_GIVEN INSTRUCTION_.
Find the lines holding the string "Configuration" in the data, then copy all of them.

_TASK INPUT_.
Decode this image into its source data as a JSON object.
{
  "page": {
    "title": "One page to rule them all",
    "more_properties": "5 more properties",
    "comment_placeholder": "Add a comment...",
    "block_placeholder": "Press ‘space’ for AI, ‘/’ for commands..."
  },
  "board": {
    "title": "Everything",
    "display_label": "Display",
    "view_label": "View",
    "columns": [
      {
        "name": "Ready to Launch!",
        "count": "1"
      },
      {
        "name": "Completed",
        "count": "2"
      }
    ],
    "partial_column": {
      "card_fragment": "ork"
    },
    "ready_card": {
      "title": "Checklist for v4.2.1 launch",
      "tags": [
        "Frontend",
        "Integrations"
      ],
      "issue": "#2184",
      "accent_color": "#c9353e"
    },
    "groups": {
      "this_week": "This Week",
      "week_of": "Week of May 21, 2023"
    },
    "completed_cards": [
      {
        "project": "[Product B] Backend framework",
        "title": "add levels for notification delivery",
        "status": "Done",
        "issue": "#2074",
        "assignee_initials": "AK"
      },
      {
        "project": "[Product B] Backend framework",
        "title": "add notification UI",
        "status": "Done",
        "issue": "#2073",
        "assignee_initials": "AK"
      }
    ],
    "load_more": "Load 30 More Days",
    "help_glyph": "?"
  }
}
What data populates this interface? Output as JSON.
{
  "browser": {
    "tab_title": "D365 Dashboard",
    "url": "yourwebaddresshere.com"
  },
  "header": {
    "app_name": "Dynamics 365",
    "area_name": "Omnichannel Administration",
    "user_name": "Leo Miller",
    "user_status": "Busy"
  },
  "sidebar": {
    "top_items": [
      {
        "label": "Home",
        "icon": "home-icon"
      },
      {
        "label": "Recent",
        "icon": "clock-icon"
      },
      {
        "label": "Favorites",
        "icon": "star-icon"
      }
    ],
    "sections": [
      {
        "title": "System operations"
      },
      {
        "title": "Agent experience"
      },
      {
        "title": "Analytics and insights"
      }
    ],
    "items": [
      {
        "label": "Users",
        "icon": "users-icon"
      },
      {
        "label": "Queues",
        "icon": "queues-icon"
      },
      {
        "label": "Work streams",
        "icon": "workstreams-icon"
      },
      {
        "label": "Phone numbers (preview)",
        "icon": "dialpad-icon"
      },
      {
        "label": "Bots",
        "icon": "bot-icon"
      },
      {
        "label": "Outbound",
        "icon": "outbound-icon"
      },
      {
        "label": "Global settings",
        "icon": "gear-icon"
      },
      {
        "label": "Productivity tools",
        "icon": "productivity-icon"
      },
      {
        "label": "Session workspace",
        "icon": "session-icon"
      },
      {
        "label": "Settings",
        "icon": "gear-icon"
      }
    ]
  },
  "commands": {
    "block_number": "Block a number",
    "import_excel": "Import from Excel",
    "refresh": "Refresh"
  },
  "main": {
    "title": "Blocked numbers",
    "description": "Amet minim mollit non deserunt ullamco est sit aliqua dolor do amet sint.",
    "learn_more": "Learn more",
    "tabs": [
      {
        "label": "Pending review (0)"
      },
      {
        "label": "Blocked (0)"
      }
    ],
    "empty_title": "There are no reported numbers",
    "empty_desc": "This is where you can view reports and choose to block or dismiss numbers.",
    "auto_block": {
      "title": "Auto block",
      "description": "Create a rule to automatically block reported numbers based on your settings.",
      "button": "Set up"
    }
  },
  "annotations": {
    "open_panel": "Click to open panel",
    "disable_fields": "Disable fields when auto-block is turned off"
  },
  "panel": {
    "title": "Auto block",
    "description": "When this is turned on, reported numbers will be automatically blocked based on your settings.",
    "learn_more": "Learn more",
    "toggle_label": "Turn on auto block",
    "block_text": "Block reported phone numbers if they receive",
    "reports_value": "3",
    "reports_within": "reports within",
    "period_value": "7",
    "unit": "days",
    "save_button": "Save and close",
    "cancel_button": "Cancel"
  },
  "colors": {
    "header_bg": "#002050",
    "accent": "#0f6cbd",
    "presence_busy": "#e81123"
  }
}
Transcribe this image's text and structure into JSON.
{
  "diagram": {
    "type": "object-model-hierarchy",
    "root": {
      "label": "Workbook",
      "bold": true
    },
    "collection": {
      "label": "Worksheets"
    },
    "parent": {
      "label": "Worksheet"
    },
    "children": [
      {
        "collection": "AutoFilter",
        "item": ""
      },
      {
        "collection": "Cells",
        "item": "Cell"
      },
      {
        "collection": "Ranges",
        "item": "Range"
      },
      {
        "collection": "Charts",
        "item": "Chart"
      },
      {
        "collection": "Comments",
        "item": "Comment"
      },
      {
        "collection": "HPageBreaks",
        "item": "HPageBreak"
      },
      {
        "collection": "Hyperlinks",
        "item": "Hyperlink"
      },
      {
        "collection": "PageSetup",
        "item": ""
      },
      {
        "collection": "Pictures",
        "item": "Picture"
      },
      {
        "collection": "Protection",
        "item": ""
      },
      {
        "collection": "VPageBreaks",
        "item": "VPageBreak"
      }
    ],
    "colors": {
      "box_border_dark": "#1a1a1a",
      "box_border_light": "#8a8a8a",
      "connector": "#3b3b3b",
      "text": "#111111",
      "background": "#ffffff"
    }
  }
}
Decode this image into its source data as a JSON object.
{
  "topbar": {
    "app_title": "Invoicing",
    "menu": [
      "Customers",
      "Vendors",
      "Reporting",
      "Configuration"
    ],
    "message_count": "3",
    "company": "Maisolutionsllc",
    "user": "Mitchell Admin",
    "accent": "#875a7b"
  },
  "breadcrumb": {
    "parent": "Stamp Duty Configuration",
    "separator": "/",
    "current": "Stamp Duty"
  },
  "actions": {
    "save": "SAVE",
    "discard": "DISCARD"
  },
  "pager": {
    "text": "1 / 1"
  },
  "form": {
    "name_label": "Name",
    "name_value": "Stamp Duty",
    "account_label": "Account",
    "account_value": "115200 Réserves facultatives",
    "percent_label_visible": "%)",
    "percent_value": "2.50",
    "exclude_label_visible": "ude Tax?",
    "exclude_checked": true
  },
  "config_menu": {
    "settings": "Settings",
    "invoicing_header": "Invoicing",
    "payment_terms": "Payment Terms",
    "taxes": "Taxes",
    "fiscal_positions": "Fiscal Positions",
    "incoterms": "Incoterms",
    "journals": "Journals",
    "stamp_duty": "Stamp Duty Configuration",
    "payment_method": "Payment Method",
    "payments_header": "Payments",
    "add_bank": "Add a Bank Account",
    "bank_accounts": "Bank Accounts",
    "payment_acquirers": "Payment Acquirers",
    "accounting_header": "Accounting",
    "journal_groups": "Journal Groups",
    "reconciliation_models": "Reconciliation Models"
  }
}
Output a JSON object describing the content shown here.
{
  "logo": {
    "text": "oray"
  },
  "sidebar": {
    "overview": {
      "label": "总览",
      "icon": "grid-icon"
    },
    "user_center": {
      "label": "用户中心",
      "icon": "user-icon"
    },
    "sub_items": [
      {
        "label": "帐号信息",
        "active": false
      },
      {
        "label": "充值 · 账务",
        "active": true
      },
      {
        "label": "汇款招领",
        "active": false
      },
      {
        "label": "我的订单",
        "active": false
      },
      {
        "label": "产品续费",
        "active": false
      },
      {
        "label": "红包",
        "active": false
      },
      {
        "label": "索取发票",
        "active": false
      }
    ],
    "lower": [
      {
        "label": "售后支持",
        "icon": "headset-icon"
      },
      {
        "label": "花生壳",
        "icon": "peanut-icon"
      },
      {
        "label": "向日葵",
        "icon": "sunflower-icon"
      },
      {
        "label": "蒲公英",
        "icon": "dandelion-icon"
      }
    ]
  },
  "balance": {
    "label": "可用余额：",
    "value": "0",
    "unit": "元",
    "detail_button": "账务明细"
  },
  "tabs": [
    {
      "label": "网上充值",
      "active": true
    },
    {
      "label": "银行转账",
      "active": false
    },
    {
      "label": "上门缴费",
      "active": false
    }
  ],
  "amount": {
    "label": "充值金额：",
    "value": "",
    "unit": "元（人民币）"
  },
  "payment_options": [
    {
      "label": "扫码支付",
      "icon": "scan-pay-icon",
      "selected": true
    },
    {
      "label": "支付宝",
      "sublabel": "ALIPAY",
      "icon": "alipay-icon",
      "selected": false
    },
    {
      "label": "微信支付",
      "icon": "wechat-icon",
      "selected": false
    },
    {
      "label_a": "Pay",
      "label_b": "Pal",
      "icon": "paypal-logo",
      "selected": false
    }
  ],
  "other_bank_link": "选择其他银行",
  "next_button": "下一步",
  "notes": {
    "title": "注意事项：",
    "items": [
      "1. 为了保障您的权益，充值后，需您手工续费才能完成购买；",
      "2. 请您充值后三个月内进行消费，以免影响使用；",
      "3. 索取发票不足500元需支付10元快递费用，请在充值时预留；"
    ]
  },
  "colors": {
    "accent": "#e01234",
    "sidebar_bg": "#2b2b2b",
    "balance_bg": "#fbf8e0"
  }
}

_SOLUTION TO THE PROBLEM_.
      "Configuration"
    "parent": "Stamp Duty Configuration",
    "stamp_duty": "Stamp Duty Configuration",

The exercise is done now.